======== PROVIDED DATA ========
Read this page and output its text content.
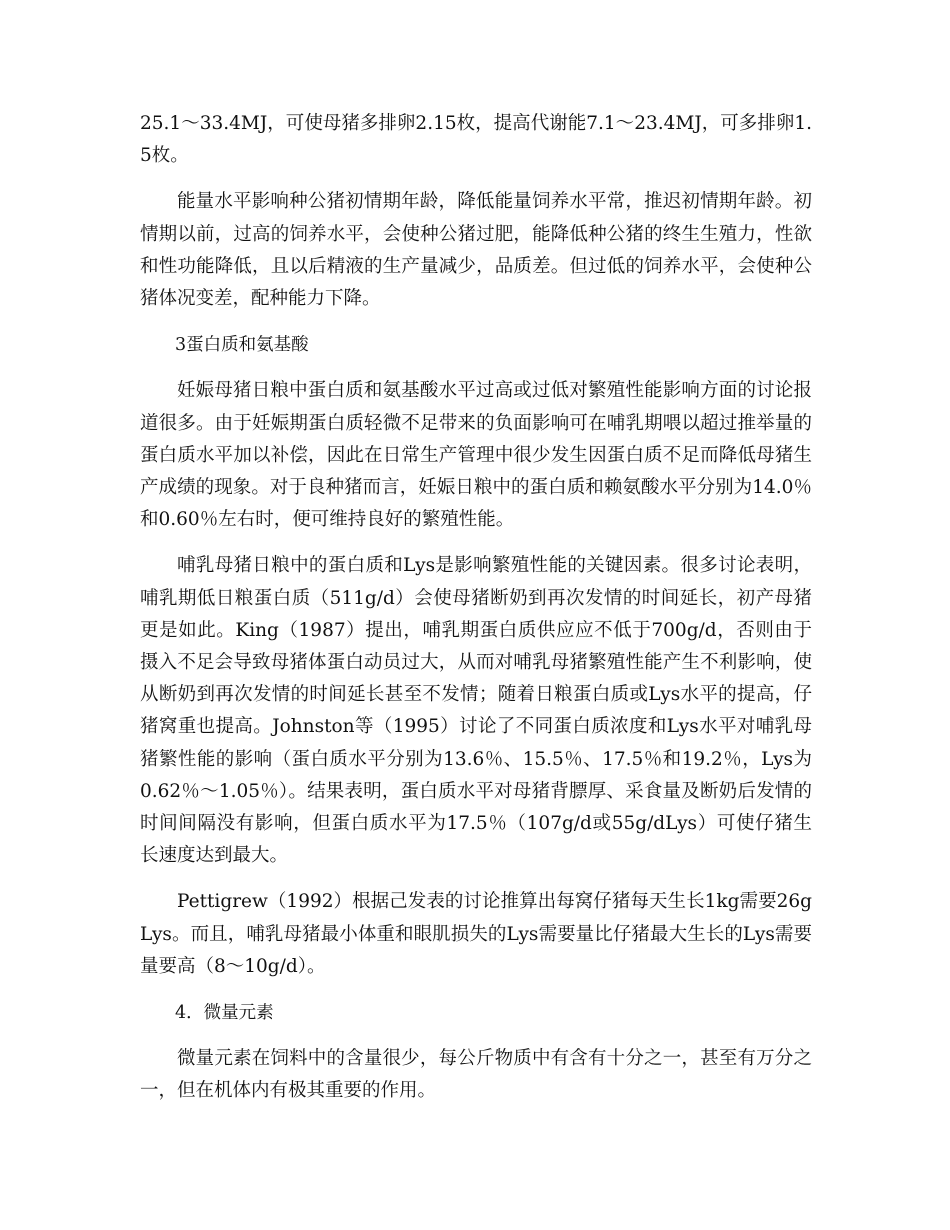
25.1～33.4MJ，可使母猪多排卵2.15枚，提高代谢能7.1～23.4MJ，可多排卵1.5枚。

能量水平影响种公猪初情期年龄，降低能量饲养水平常，推迟初情期年龄。初情期以前，过高的饲养水平，会使种公猪过肥，能降低种公猪的终生生殖力，性欲和性功能降低，且以后精液的生产量减少，品质差。但过低的饲养水平，会使种公猪体况变差，配种能力下降。

3蛋白质和氨基酸

妊娠母猪日粮中蛋白质和氨基酸水平过高或过低对繁殖性能影响方面的讨论报道很多。由于妊娠期蛋白质轻微不足带来的负面影响可在哺乳期喂以超过推举量的蛋白质水平加以补偿，因此在日常生产管理中很少发生因蛋白质不足而降低母猪生产成绩的现象。对于良种猪而言，妊娠日粮中的蛋白质和赖氨酸水平分别为14.0％和0.60％左右时，便可维持良好的繁殖性能。

哺乳母猪日粮中的蛋白质和Lys是影响繁殖性能的关键因素。很多讨论表明，哺乳期低日粮蛋白质（511g/d）会使母猪断奶到再次发情的时间延长，初产母猪更是如此。King（1987）提出，哺乳期蛋白质供应应不低于700g/d，否则由于摄入不足会导致母猪体蛋白动员过大，从而对哺乳母猪繁殖性能产生不利影响，使从断奶到再次发情的时间延长甚至不发情；随着日粮蛋白质或Lys水平的提高，仔猪窝重也提高。Johnston等（1995）讨论了不同蛋白质浓度和Lys水平对哺乳母猪繁性能的影响（蛋白质水平分别为13.6％、15.5％、17.5％和19.2％，Lys为0.62％～1.05％）。结果表明，蛋白质水平对母猪背膘厚、采食量及断奶后发情的时间间隔没有影响，但蛋白质水平为17.5％（107g/d或55g/dLys）可使仔猪生长速度达到最大。

Pettigrew（1992）根据己发表的讨论推算出每窝仔猪每天生长1kg需要26gLys。而且，哺乳母猪最小体重和眼肌损失的Lys需要量比仔猪最大生长的Lys需要量要高（8～10g/d）。

4．微量元素

微量元素在饲料中的含量很少，每公斤物质中有含有十分之一，甚至有万分之一，但在机体内有极其重要的作用。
========
## GIVEN REQUEST
Transcribe every entry above exactly. Omit all pictures.

## SOLUTION TO THE PROBLEM
Read this page and output its text content.
25.1～33.4MJ，可使母猪多排卵2.15枚，提高代谢能7.1～23.4MJ，可多排卵1.5枚。

能量水平影响种公猪初情期年龄，降低能量饲养水平常，推迟初情期年龄。初情期以前，过高的饲养水平，会使种公猪过肥，能降低种公猪的终生生殖力，性欲和性功能降低，且以后精液的生产量减少，品质差。但过低的饲养水平，会使种公猪体况变差，配种能力下降。

3蛋白质和氨基酸

妊娠母猪日粮中蛋白质和氨基酸水平过高或过低对繁殖性能影响方面的讨论报道很多。由于妊娠期蛋白质轻微不足带来的负面影响可在哺乳期喂以超过推举量的蛋白质水平加以补偿，因此在日常生产管理中很少发生因蛋白质不足而降低母猪生产成绩的现象。对于良种猪而言，妊娠日粮中的蛋白质和赖氨酸水平分别为14.0％和0.60％左右时，便可维持良好的繁殖性能。

哺乳母猪日粮中的蛋白质和Lys是影响繁殖性能的关键因素。很多讨论表明，哺乳期低日粮蛋白质（511g/d）会使母猪断奶到再次发情的时间延长，初产母猪更是如此。King（1987）提出，哺乳期蛋白质供应应不低于700g/d，否则由于摄入不足会导致母猪体蛋白动员过大，从而对哺乳母猪繁殖性能产生不利影响，使从断奶到再次发情的时间延长甚至不发情；随着日粮蛋白质或Lys水平的提高，仔猪窝重也提高。Johnston等（1995）讨论了不同蛋白质浓度和Lys水平对哺乳母猪繁性能的影响（蛋白质水平分别为13.6％、15.5％、17.5％和19.2％，Lys为0.62％～1.05％）。结果表明，蛋白质水平对母猪背膘厚、采食量及断奶后发情的时间间隔没有影响，但蛋白质水平为17.5％（107g/d或55g/dLys）可使仔猪生长速度达到最大。

Pettigrew（1992）根据己发表的讨论推算出每窝仔猪每天生长1kg需要26gLys。而且，哺乳母猪最小体重和眼肌损失的Lys需要量比仔猪最大生长的Lys需要量要高（8～10g/d）。

4．微量元素

微量元素在饲料中的含量很少，每公斤物质中有含有十分之一，甚至有万分之一，但在机体内有极其重要的作用。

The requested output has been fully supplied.